→ **Directions**: Work through the listing below and count the lines that hold "JSON". Answer with the number alone.

[Data extracted from a collection]

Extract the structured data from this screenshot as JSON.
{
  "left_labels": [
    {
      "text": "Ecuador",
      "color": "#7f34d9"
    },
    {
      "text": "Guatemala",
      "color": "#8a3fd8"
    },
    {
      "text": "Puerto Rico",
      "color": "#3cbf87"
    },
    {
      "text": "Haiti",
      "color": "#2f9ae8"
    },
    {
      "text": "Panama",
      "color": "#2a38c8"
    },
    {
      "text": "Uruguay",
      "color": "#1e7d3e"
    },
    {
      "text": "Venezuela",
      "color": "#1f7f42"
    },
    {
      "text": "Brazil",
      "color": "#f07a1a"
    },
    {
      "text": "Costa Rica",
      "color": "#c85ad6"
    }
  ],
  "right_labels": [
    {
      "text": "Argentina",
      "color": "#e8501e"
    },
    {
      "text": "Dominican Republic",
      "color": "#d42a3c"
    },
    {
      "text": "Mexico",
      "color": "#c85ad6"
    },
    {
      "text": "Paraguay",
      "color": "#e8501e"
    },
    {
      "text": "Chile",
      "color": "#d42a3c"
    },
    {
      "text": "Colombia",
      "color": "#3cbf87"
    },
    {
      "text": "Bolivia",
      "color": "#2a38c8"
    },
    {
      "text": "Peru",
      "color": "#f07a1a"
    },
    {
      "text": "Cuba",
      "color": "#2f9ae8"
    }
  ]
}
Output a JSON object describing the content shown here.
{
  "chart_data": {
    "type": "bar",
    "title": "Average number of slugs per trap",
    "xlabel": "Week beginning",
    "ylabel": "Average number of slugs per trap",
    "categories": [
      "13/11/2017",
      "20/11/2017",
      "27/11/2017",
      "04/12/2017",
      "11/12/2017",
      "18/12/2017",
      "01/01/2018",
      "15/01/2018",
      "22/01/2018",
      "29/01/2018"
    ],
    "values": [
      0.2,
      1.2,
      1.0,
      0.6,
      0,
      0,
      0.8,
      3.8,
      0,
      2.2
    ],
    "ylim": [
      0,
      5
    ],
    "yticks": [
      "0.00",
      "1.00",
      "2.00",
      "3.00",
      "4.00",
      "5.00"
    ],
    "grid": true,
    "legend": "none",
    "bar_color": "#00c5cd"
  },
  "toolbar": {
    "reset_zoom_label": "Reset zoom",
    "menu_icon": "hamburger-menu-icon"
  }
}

→ **Output of the exercise**: 2